Memory Emulation

Memory emulation in TEMU is very flexible, the memory system uses a memory space object to carry out address decoding. The memory space object enables the arbitrary mapping of objects to different address ranges. The emulator will handle the address decoding, which is done very efficiently through a multi-level page table.

Memory Spaces

TEMU provides dynamic memory mapping. Memory mapping is done using the MemorySpace class. A CPU needs one memory space object connected to it. The memory space object does not contain actual memory, but rather it contains a memory map. It is possible to map in objects such as RAM, ROM and device models in a memory space.

The requirement is that the object being mapped implements the MemAccess interface. It can optionally implement the Memory interface as well (in which case the mapped object will support block accesses).

The memory space mapping, currently implements a 36 bit physical memory map (which corresponds to the SPARCv8 architecture definition).

Because it would be inefficient to access through this structure and to build up the memory transaction objects for the memory access interface for every memory access (including fetches), the translations are cached in an Address Translation Cache. The ATC maps virtual to host address for RAM and ROM only. Note that there are six ATCs: one each for read, write and execute operations, and in different variants for user and supervisor privileges.

Written task A> According to the memory emulation page, how many Address Translation Caches are there?

(Boxed element entries)
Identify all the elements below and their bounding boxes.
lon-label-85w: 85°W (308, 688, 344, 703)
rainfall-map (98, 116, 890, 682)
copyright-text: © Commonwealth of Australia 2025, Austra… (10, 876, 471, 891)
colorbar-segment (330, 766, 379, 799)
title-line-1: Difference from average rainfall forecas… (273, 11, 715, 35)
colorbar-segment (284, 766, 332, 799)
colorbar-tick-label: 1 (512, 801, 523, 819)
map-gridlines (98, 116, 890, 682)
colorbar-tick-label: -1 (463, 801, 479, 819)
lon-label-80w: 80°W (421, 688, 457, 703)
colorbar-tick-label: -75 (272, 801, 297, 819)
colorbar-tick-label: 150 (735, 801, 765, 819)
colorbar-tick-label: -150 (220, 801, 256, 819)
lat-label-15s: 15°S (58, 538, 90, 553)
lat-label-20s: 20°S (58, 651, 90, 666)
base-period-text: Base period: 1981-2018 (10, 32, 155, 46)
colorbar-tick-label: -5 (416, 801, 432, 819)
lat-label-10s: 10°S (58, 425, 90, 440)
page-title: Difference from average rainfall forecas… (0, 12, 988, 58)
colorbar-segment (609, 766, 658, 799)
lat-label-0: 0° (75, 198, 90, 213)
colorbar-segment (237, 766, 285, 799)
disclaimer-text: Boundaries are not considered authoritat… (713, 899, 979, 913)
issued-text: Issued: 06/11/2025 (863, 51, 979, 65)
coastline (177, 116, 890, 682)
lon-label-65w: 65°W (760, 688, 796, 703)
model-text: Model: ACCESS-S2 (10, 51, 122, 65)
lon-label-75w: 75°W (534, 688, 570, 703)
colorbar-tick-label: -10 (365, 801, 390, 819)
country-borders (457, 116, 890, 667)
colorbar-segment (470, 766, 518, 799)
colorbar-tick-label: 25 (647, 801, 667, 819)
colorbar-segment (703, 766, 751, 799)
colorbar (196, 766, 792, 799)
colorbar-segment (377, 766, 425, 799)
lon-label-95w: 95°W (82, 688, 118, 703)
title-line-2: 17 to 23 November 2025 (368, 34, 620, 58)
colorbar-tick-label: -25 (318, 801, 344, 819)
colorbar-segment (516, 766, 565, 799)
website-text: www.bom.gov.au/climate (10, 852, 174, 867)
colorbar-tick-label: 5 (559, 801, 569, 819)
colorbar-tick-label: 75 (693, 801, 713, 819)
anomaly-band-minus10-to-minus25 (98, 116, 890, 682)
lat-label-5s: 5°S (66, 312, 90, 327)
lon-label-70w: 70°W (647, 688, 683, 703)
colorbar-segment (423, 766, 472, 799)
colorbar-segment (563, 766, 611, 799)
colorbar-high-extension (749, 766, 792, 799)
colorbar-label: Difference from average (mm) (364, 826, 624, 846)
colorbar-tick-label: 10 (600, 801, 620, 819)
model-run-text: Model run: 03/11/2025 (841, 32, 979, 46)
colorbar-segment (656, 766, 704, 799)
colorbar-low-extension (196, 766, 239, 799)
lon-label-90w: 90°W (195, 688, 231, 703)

Written task B> Change "colorbar-segment" to "scale-segment" in the part of the rows that opens with the first line and closes with the line containing "lat-label-10s: 10°S (58, 425, 90, 440)", leaving all else unchanged. Give only those lines.

Full output A> Six

Full output B>
Identify all the elements below and their bounding boxes.
lon-label-85w: 85°W (308, 688, 344, 703)
rainfall-map (98, 116, 890, 682)
copyright-text: © Commonwealth of Australia 2025, Austra… (10, 876, 471, 891)
scale-segment (330, 766, 379, 799)
title-line-1: Difference from average rainfall forecas… (273, 11, 715, 35)
scale-segment (284, 766, 332, 799)
colorbar-tick-label: 1 (512, 801, 523, 819)
map-gridlines (98, 116, 890, 682)
colorbar-tick-label: -1 (463, 801, 479, 819)
lon-label-80w: 80°W (421, 688, 457, 703)
colorbar-tick-label: -75 (272, 801, 297, 819)
colorbar-tick-label: 150 (735, 801, 765, 819)
colorbar-tick-label: -150 (220, 801, 256, 819)
lat-label-15s: 15°S (58, 538, 90, 553)
lat-label-20s: 20°S (58, 651, 90, 666)
base-period-text: Base period: 1981-2018 (10, 32, 155, 46)
colorbar-tick-label: -5 (416, 801, 432, 819)
lat-label-10s: 10°S (58, 425, 90, 440)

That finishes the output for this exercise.